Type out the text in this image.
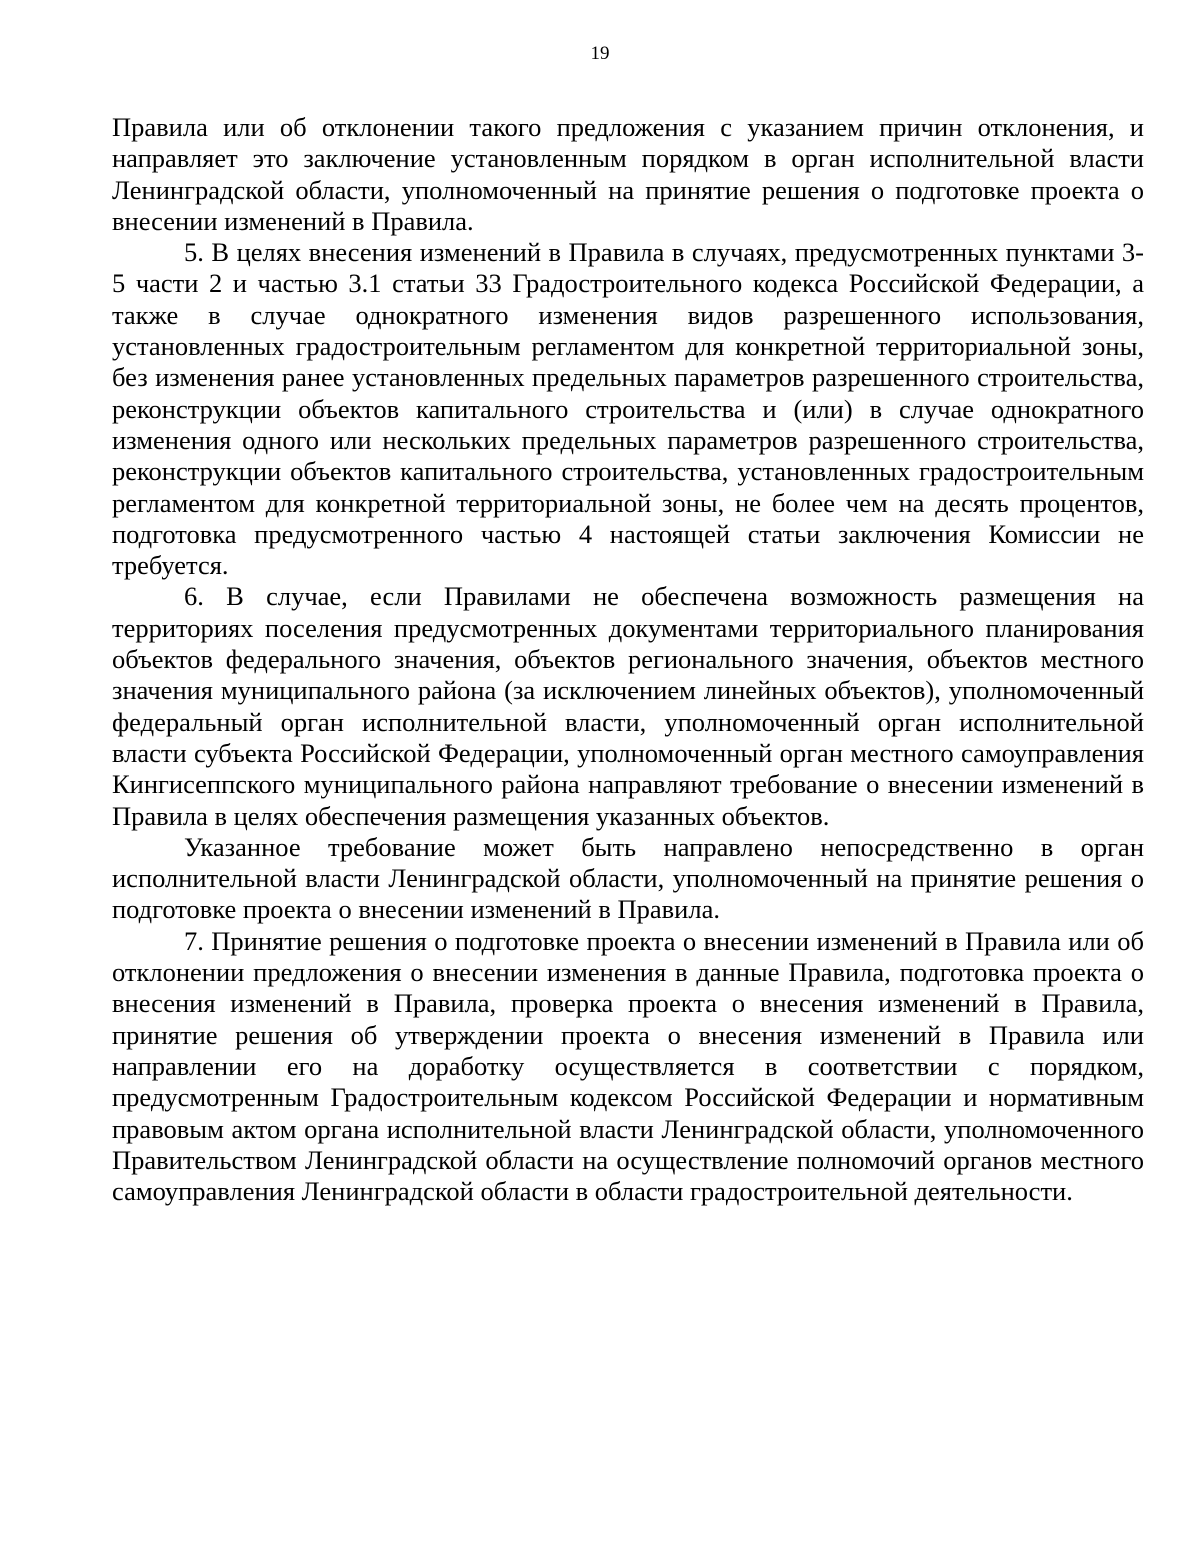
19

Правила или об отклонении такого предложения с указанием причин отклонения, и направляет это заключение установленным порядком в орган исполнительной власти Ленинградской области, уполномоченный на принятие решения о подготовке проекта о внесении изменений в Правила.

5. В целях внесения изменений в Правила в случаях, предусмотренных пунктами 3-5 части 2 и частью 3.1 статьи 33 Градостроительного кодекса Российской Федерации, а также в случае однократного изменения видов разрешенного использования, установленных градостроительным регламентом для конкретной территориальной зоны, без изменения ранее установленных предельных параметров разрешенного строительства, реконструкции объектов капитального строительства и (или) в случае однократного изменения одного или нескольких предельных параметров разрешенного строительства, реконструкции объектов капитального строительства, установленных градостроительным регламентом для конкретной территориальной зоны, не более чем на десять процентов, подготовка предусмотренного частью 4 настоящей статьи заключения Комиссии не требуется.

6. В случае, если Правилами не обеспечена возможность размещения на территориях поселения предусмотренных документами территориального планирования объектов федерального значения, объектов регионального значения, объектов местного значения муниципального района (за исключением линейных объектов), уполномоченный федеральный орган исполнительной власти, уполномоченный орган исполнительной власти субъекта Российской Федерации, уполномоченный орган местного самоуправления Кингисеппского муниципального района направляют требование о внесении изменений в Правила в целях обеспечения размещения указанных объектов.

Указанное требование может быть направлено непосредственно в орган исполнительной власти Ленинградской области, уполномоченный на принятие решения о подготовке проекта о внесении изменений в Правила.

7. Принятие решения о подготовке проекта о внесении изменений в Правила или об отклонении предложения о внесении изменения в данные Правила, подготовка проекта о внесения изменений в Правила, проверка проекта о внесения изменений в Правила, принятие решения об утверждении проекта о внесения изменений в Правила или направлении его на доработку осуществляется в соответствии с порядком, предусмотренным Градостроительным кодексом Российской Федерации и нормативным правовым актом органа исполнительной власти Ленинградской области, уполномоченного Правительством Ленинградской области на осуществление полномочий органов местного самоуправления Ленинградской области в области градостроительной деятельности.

---

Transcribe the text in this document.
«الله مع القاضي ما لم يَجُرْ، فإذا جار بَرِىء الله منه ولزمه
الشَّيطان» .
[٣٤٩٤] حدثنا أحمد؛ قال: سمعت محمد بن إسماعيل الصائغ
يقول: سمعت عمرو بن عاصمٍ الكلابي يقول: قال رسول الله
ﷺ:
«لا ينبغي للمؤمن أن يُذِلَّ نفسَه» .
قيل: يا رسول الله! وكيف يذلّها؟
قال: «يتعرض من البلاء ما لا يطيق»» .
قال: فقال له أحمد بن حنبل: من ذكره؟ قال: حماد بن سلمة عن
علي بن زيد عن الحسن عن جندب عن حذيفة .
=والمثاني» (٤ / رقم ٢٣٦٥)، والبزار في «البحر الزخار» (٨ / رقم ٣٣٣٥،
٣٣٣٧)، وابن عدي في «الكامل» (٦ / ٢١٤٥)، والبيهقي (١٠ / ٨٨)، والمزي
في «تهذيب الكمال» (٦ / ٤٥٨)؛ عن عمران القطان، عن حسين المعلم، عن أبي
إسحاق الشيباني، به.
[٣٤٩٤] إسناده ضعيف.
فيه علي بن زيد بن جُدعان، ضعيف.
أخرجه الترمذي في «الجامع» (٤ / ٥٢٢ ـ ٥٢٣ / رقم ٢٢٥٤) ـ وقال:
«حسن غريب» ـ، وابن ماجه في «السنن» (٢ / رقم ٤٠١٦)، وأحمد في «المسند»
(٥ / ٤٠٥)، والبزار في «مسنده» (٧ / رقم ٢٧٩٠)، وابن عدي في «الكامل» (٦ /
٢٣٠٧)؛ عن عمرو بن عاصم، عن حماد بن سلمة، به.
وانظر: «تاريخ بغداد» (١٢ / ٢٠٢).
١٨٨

* * *

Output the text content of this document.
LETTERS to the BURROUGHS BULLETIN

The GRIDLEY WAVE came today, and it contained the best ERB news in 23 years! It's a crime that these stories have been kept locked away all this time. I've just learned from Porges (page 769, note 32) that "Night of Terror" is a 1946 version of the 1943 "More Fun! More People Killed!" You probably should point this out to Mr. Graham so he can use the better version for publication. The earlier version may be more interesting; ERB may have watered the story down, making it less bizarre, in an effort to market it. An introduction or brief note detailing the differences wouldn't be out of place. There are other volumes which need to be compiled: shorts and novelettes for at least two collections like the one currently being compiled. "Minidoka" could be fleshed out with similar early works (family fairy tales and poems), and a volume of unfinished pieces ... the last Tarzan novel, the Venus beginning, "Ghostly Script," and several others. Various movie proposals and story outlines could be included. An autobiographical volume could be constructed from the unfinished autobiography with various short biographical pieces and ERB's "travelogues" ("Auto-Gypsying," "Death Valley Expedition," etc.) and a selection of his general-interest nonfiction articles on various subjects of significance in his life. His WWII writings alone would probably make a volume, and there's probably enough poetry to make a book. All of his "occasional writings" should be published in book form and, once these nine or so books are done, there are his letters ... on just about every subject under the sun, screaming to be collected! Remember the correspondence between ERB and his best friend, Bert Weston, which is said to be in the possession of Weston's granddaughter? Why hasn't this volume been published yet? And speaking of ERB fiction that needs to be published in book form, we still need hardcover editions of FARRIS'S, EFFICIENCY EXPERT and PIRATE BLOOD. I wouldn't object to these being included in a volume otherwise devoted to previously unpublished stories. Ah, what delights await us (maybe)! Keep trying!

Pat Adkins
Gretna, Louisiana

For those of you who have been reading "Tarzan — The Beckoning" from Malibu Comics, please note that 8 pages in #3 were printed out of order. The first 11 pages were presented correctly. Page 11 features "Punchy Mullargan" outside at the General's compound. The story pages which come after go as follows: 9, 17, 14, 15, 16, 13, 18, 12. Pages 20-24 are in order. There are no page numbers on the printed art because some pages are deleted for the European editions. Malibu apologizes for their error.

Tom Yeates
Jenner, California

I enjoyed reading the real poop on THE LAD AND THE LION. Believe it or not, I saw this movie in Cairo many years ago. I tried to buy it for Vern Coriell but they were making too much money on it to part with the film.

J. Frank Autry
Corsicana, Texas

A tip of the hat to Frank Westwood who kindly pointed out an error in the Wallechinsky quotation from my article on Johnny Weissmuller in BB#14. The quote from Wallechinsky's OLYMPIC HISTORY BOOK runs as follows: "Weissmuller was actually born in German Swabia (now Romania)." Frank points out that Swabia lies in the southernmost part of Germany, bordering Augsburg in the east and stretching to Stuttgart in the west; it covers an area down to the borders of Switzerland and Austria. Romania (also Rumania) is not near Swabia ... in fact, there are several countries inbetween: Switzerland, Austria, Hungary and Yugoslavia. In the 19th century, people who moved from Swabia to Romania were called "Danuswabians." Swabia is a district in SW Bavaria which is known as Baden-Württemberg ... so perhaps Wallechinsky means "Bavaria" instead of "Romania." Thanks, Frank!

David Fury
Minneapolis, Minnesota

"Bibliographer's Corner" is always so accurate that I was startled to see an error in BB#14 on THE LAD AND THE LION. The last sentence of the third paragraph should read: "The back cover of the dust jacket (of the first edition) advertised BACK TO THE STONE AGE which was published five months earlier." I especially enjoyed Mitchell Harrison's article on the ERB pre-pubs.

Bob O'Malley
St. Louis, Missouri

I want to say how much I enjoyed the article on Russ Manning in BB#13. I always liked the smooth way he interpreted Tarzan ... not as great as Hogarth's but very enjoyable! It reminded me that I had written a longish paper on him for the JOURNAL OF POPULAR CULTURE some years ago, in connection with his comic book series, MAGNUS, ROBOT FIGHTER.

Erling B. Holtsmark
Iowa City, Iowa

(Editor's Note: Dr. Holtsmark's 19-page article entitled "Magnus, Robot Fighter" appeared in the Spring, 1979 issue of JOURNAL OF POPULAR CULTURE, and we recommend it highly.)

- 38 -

*Exercise instructions*
Find "عمرو". Copy every line it occurs in.

*Result for this exercise*
يقول: سمعت عمرو بن عاصمٍ الكلابي يقول: قال رسول الله
٢٣٠٧)؛ عن عمرو بن عاصم، عن حماد بن سلمة، به.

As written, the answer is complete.